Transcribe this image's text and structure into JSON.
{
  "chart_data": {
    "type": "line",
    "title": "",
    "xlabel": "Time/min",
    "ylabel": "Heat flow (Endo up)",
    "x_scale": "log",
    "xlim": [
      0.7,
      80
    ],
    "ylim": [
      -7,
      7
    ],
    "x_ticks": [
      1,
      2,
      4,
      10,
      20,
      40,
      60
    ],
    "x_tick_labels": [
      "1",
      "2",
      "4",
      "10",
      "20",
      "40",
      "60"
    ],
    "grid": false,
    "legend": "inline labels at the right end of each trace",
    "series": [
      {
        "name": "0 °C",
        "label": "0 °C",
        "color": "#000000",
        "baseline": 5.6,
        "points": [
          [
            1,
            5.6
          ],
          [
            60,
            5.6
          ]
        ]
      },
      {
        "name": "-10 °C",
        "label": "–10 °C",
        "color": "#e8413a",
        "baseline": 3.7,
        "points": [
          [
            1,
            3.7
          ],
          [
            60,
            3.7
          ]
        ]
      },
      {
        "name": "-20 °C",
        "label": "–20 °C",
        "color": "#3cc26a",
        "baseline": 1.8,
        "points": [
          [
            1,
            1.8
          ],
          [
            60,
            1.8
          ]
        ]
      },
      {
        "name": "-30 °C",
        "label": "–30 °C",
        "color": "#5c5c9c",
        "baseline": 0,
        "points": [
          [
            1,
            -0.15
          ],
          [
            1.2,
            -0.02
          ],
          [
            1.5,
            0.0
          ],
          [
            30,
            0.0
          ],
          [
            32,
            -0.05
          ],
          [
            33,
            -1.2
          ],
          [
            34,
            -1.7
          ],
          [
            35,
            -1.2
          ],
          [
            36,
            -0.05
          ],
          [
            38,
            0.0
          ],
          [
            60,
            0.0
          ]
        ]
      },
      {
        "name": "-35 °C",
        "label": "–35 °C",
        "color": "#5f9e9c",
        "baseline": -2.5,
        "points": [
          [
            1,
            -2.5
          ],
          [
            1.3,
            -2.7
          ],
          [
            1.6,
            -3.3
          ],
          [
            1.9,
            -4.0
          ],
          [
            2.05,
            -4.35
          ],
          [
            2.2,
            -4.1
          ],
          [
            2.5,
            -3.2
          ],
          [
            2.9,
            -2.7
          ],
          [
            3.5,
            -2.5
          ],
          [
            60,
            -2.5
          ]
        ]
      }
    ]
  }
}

● ● ●

### GIVEN EXERCISE
Say, as a number only, how many lines of the data contain "color".

### WORKED ANSWER
5